## begin
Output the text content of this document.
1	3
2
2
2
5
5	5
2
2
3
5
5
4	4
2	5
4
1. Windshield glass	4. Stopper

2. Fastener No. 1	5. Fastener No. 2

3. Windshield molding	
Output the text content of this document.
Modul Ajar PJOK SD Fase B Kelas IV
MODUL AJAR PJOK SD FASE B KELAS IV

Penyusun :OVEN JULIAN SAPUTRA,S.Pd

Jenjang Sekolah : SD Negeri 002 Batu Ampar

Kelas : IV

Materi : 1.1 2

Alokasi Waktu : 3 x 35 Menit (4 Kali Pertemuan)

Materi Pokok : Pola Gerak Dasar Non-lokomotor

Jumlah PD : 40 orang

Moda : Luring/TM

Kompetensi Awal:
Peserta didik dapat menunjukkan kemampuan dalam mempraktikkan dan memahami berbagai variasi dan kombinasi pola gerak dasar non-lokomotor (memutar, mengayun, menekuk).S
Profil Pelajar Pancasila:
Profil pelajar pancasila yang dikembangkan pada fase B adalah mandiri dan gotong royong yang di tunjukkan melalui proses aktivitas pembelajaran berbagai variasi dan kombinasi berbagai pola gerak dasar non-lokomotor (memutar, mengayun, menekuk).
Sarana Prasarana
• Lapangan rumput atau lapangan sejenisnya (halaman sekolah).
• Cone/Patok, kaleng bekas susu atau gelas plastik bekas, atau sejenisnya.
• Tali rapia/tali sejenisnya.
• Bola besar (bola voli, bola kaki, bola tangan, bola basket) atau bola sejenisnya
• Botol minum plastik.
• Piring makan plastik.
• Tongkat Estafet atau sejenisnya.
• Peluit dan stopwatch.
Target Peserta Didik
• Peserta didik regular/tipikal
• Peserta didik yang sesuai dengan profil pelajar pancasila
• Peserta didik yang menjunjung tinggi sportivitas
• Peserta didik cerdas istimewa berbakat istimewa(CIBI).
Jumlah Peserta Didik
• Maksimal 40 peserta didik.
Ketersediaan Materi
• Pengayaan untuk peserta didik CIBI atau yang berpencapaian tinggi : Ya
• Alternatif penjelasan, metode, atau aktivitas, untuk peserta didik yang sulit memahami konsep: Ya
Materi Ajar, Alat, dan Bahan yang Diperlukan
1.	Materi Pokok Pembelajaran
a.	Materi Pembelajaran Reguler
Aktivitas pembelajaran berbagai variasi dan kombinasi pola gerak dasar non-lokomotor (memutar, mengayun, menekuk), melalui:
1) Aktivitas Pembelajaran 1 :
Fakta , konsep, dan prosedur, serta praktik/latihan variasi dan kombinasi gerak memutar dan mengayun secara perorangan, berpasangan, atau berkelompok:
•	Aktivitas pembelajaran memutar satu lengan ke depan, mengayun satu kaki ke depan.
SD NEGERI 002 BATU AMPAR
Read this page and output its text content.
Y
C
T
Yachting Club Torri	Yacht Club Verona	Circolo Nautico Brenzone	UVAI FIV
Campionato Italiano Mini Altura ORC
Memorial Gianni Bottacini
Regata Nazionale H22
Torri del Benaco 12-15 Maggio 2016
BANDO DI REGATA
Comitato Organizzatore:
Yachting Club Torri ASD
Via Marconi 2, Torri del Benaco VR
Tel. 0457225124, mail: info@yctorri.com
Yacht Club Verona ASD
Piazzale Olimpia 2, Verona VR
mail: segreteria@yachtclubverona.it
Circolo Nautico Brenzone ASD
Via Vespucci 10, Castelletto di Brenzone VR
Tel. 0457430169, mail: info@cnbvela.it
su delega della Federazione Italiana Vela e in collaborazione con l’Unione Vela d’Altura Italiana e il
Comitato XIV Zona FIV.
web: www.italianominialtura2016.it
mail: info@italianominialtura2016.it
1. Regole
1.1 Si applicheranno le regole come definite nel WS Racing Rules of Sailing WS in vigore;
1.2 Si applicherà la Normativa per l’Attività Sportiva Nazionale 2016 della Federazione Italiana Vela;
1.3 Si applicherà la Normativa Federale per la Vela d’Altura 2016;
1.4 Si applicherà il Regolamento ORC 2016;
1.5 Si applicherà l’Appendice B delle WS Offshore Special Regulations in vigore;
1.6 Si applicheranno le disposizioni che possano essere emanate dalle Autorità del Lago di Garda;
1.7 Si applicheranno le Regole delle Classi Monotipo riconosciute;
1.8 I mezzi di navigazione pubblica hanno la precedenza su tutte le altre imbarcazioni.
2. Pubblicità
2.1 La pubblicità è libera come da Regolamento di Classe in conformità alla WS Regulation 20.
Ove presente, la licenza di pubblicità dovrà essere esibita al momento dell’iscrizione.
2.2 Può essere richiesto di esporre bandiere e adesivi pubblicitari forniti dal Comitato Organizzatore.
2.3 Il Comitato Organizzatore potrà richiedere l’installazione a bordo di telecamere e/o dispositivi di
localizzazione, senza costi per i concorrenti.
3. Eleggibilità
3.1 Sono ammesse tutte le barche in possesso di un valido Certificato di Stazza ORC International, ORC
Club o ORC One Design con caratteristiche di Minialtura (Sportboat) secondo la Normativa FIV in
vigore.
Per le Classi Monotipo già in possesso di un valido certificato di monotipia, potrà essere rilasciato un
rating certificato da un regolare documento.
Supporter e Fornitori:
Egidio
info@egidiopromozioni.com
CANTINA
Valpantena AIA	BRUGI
## end
_Task prompt_:
From the listing above, reproduce all the lines exactly.

_Task result_:
Output the text content of this document.
1	3
2
2
2
5
5	5
2
2
3
5
5
4	4
2	5
4
1. Windshield glass	4. Stopper

2. Fastener No. 1	5. Fastener No. 2

3. Windshield molding	
Output the text content of this document.
Modul Ajar PJOK SD Fase B Kelas IV
MODUL AJAR PJOK SD FASE B KELAS IV

Penyusun :OVEN JULIAN SAPUTRA,S.Pd

Jenjang Sekolah : SD Negeri 002 Batu Ampar

Kelas : IV

Materi : 1.1 2

Alokasi Waktu : 3 x 35 Menit (4 Kali Pertemuan)

Materi Pokok : Pola Gerak Dasar Non-lokomotor

Jumlah PD : 40 orang

Moda : Luring/TM

Kompetensi Awal:
Peserta didik dapat menunjukkan kemampuan dalam mempraktikkan dan memahami berbagai variasi dan kombinasi pola gerak dasar non-lokomotor (memutar, mengayun, menekuk).S
Profil Pelajar Pancasila:
Profil pelajar pancasila yang dikembangkan pada fase B adalah mandiri dan gotong royong yang di tunjukkan melalui proses aktivitas pembelajaran berbagai variasi dan kombinasi berbagai pola gerak dasar non-lokomotor (memutar, mengayun, menekuk).
Sarana Prasarana
• Lapangan rumput atau lapangan sejenisnya (halaman sekolah).
• Cone/Patok, kaleng bekas susu atau gelas plastik bekas, atau sejenisnya.
• Tali rapia/tali sejenisnya.
• Bola besar (bola voli, bola kaki, bola tangan, bola basket) atau bola sejenisnya
• Botol minum plastik.
• Piring makan plastik.
• Tongkat Estafet atau sejenisnya.
• Peluit dan stopwatch.
Target Peserta Didik
• Peserta didik regular/tipikal
• Peserta didik yang sesuai dengan profil pelajar pancasila
• Peserta didik yang menjunjung tinggi sportivitas
• Peserta didik cerdas istimewa berbakat istimewa(CIBI).
Jumlah Peserta Didik
• Maksimal 40 peserta didik.
Ketersediaan Materi
• Pengayaan untuk peserta didik CIBI atau yang berpencapaian tinggi : Ya
• Alternatif penjelasan, metode, atau aktivitas, untuk peserta didik yang sulit memahami konsep: Ya
Materi Ajar, Alat, dan Bahan yang Diperlukan
1.	Materi Pokok Pembelajaran
a.	Materi Pembelajaran Reguler
Aktivitas pembelajaran berbagai variasi dan kombinasi pola gerak dasar non-lokomotor (memutar, mengayun, menekuk), melalui:
1) Aktivitas Pembelajaran 1 :
Fakta , konsep, dan prosedur, serta praktik/latihan variasi dan kombinasi gerak memutar dan mengayun secara perorangan, berpasangan, atau berkelompok:
•	Aktivitas pembelajaran memutar satu lengan ke depan, mengayun satu kaki ke depan.
SD NEGERI 002 BATU AMPAR
Read this page and output its text content.
Y
C
T
Yachting Club Torri	Yacht Club Verona	Circolo Nautico Brenzone	UVAI FIV
Campionato Italiano Mini Altura ORC
Memorial Gianni Bottacini
Regata Nazionale H22
Torri del Benaco 12-15 Maggio 2016
BANDO DI REGATA
Comitato Organizzatore:
Yachting Club Torri ASD
Via Marconi 2, Torri del Benaco VR
Tel. 0457225124, mail: info@yctorri.com
Yacht Club Verona ASD
Piazzale Olimpia 2, Verona VR
mail: segreteria@yachtclubverona.it
Circolo Nautico Brenzone ASD
Via Vespucci 10, Castelletto di Brenzone VR
Tel. 0457430169, mail: info@cnbvela.it
su delega della Federazione Italiana Vela e in collaborazione con l’Unione Vela d’Altura Italiana e il
Comitato XIV Zona FIV.
web: www.italianominialtura2016.it
mail: info@italianominialtura2016.it
1. Regole
1.1 Si applicheranno le regole come definite nel WS Racing Rules of Sailing WS in vigore;
1.2 Si applicherà la Normativa per l’Attività Sportiva Nazionale 2016 della Federazione Italiana Vela;
1.3 Si applicherà la Normativa Federale per la Vela d’Altura 2016;
1.4 Si applicherà il Regolamento ORC 2016;
1.5 Si applicherà l’Appendice B delle WS Offshore Special Regulations in vigore;
1.6 Si applicheranno le disposizioni che possano essere emanate dalle Autorità del Lago di Garda;
1.7 Si applicheranno le Regole delle Classi Monotipo riconosciute;
1.8 I mezzi di navigazione pubblica hanno la precedenza su tutte le altre imbarcazioni.
2. Pubblicità
2.1 La pubblicità è libera come da Regolamento di Classe in conformità alla WS Regulation 20.
Ove presente, la licenza di pubblicità dovrà essere esibita al momento dell’iscrizione.
2.2 Può essere richiesto di esporre bandiere e adesivi pubblicitari forniti dal Comitato Organizzatore.
2.3 Il Comitato Organizzatore potrà richiedere l’installazione a bordo di telecamere e/o dispositivi di
localizzazione, senza costi per i concorrenti.
3. Eleggibilità
3.1 Sono ammesse tutte le barche in possesso di un valido Certificato di Stazza ORC International, ORC
Club o ORC One Design con caratteristiche di Minialtura (Sportboat) secondo la Normativa FIV in
vigore.
Per le Classi Monotipo già in possesso di un valido certificato di monotipia, potrà essere rilasciato un
rating certificato da un regolare documento.
Supporter e Fornitori:
Egidio
info@egidiopromozioni.com
CANTINA
Valpantena AIA	BRUGI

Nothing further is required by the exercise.